DIRECTION: Below is a set of records; print all of them exactly as written.

RECORD EXTRACTS:

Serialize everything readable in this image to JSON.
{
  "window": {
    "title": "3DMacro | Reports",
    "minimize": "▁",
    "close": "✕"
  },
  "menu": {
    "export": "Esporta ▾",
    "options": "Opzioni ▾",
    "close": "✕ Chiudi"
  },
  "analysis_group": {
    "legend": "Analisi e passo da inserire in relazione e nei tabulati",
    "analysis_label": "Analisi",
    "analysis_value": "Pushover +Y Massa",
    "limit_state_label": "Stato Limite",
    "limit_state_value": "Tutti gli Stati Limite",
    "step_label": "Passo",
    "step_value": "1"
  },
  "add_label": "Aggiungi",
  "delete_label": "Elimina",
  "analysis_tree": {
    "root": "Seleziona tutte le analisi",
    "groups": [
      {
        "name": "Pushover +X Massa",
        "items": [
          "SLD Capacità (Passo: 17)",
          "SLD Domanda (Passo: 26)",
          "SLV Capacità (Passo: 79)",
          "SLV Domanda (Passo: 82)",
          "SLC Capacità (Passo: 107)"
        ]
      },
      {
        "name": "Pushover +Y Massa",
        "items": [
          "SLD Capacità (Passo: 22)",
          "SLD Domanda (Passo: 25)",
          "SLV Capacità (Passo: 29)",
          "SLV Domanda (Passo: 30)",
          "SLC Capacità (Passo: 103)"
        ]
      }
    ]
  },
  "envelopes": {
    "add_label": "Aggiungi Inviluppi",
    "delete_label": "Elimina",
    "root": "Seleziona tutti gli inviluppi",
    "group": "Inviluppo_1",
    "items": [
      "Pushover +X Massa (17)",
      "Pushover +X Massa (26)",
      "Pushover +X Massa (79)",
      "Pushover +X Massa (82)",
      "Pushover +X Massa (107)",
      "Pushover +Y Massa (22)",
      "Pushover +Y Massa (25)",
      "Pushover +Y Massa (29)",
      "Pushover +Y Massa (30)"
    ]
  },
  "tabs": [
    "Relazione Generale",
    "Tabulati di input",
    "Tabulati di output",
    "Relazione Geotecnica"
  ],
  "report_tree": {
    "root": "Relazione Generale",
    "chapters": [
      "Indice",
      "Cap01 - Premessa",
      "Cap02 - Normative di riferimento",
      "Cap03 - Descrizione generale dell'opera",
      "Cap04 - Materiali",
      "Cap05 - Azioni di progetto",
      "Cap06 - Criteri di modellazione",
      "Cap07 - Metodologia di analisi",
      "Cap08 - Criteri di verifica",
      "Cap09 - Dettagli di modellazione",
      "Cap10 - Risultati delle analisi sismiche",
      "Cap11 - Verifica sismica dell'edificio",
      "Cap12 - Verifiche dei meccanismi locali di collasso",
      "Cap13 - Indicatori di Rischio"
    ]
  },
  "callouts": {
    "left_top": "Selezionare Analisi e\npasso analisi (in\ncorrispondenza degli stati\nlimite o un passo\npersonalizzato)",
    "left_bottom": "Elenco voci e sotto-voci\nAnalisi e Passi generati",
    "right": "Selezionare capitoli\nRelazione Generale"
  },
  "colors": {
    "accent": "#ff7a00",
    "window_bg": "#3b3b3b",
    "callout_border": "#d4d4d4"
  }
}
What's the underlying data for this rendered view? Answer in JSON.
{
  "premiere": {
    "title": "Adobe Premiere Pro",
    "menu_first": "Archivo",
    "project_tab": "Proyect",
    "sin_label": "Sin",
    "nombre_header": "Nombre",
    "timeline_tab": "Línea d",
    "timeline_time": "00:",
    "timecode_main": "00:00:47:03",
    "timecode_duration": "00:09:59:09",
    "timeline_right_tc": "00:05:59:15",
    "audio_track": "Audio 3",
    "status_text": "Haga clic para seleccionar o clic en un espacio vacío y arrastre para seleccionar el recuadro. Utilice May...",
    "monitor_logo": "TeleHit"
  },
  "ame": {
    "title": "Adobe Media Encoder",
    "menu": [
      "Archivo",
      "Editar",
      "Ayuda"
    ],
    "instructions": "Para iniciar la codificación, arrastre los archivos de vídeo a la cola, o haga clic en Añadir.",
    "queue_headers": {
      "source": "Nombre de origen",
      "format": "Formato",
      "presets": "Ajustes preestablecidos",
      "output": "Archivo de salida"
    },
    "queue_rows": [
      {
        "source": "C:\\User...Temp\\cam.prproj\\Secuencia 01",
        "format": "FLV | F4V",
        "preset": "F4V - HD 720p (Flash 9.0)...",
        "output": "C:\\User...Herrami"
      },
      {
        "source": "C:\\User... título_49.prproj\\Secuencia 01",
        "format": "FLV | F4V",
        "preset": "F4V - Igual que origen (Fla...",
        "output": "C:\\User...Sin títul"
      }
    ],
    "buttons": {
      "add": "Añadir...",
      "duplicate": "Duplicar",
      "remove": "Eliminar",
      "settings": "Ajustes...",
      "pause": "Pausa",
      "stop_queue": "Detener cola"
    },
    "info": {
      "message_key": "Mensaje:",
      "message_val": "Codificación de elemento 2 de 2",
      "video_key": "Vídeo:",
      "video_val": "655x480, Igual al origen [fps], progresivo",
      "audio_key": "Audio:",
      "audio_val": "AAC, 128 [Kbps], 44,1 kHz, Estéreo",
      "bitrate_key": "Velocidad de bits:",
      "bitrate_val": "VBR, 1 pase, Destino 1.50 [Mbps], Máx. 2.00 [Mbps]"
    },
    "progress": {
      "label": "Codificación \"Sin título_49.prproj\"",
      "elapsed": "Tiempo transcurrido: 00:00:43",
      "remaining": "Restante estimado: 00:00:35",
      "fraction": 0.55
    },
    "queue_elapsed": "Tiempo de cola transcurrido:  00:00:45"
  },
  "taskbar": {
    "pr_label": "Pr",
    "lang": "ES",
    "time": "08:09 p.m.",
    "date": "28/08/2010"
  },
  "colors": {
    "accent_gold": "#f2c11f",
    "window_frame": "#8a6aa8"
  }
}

CORRECT ANSWER:
Serialize everything readable in this image to JSON.
{
  "window": {
    "title": "3DMacro | Reports",
    "minimize": "▁",
    "close": "✕"
  },
  "menu": {
    "export": "Esporta ▾",
    "options": "Opzioni ▾",
    "close": "✕ Chiudi"
  },
  "analysis_group": {
    "legend": "Analisi e passo da inserire in relazione e nei tabulati",
    "analysis_label": "Analisi",
    "analysis_value": "Pushover +Y Massa",
    "limit_state_label": "Stato Limite",
    "limit_state_value": "Tutti gli Stati Limite",
    "step_label": "Passo",
    "step_value": "1"
  },
  "add_label": "Aggiungi",
  "delete_label": "Elimina",
  "analysis_tree": {
    "root": "Seleziona tutte le analisi",
    "groups": [
      {
        "name": "Pushover +X Massa",
        "items": [
          "SLD Capacità (Passo: 17)",
          "SLD Domanda (Passo: 26)",
          "SLV Capacità (Passo: 79)",
          "SLV Domanda (Passo: 82)",
          "SLC Capacità (Passo: 107)"
        ]
      },
      {
        "name": "Pushover +Y Massa",
        "items": [
          "SLD Capacità (Passo: 22)",
          "SLD Domanda (Passo: 25)",
          "SLV Capacità (Passo: 29)",
          "SLV Domanda (Passo: 30)",
          "SLC Capacità (Passo: 103)"
        ]
      }
    ]
  },
  "envelopes": {
    "add_label": "Aggiungi Inviluppi",
    "delete_label": "Elimina",
    "root": "Seleziona tutti gli inviluppi",
    "group": "Inviluppo_1",
    "items": [
      "Pushover +X Massa (17)",
      "Pushover +X Massa (26)",
      "Pushover +X Massa (79)",
      "Pushover +X Massa (82)",
      "Pushover +X Massa (107)",
      "Pushover +Y Massa (22)",
      "Pushover +Y Massa (25)",
      "Pushover +Y Massa (29)",
      "Pushover +Y Massa (30)"
    ]
  },
  "tabs": [
    "Relazione Generale",
    "Tabulati di input",
    "Tabulati di output",
    "Relazione Geotecnica"
  ],
  "report_tree": {
    "root": "Relazione Generale",
    "chapters": [
      "Indice",
      "Cap01 - Premessa",
      "Cap02 - Normative di riferimento",
      "Cap03 - Descrizione generale dell'opera",
      "Cap04 - Materiali",
      "Cap05 - Azioni di progetto",
      "Cap06 - Criteri di modellazione",
      "Cap07 - Metodologia di analisi",
      "Cap08 - Criteri di verifica",
      "Cap09 - Dettagli di modellazione",
      "Cap10 - Risultati delle analisi sismiche",
      "Cap11 - Verifica sismica dell'edificio",
      "Cap12 - Verifiche dei meccanismi locali di collasso",
      "Cap13 - Indicatori di Rischio"
    ]
  },
  "callouts": {
    "left_top": "Selezionare Analisi e\npasso analisi (in\ncorrispondenza degli stati\nlimite o un passo\npersonalizzato)",
    "left_bottom": "Elenco voci e sotto-voci\nAnalisi e Passi generati",
    "right": "Selezionare capitoli\nRelazione Generale"
  },
  "colors": {
    "accent": "#ff7a00",
    "window_bg": "#3b3b3b",
    "callout_border": "#d4d4d4"
  }
}
What's the underlying data for this rendered view? Answer in JSON.
{
  "premiere": {
    "title": "Adobe Premiere Pro",
    "menu_first": "Archivo",
    "project_tab": "Proyect",
    "sin_label": "Sin",
    "nombre_header": "Nombre",
    "timeline_tab": "Línea d",
    "timeline_time": "00:",
    "timecode_main": "00:00:47:03",
    "timecode_duration": "00:09:59:09",
    "timeline_right_tc": "00:05:59:15",
    "audio_track": "Audio 3",
    "status_text": "Haga clic para seleccionar o clic en un espacio vacío y arrastre para seleccionar el recuadro. Utilice May...",
    "monitor_logo": "TeleHit"
  },
  "ame": {
    "title": "Adobe Media Encoder",
    "menu": [
      "Archivo",
      "Editar",
      "Ayuda"
    ],
    "instructions": "Para iniciar la codificación, arrastre los archivos de vídeo a la cola, o haga clic en Añadir.",
    "queue_headers": {
      "source": "Nombre de origen",
      "format": "Formato",
      "presets": "Ajustes preestablecidos",
      "output": "Archivo de salida"
    },
    "queue_rows": [
      {
        "source": "C:\\User...Temp\\cam.prproj\\Secuencia 01",
        "format": "FLV | F4V",
        "preset": "F4V - HD 720p (Flash 9.0)...",
        "output": "C:\\User...Herrami"
      },
      {
        "source": "C:\\User... título_49.prproj\\Secuencia 01",
        "format": "FLV | F4V",
        "preset": "F4V - Igual que origen (Fla...",
        "output": "C:\\User...Sin títul"
      }
    ],
    "buttons": {
      "add": "Añadir...",
      "duplicate": "Duplicar",
      "remove": "Eliminar",
      "settings": "Ajustes...",
      "pause": "Pausa",
      "stop_queue": "Detener cola"
    },
    "info": {
      "message_key": "Mensaje:",
      "message_val": "Codificación de elemento 2 de 2",
      "video_key": "Vídeo:",
      "video_val": "655x480, Igual al origen [fps], progresivo",
      "audio_key": "Audio:",
      "audio_val": "AAC, 128 [Kbps], 44,1 kHz, Estéreo",
      "bitrate_key": "Velocidad de bits:",
      "bitrate_val": "VBR, 1 pase, Destino 1.50 [Mbps], Máx. 2.00 [Mbps]"
    },
    "progress": {
      "label": "Codificación \"Sin título_49.prproj\"",
      "elapsed": "Tiempo transcurrido: 00:00:43",
      "remaining": "Restante estimado: 00:00:35",
      "fraction": 0.55
    },
    "queue_elapsed": "Tiempo de cola transcurrido:  00:00:45"
  },
  "taskbar": {
    "pr_label": "Pr",
    "lang": "ES",
    "time": "08:09 p.m.",
    "date": "28/08/2010"
  },
  "colors": {
    "accent_gold": "#f2c11f",
    "window_frame": "#8a6aa8"
  }
}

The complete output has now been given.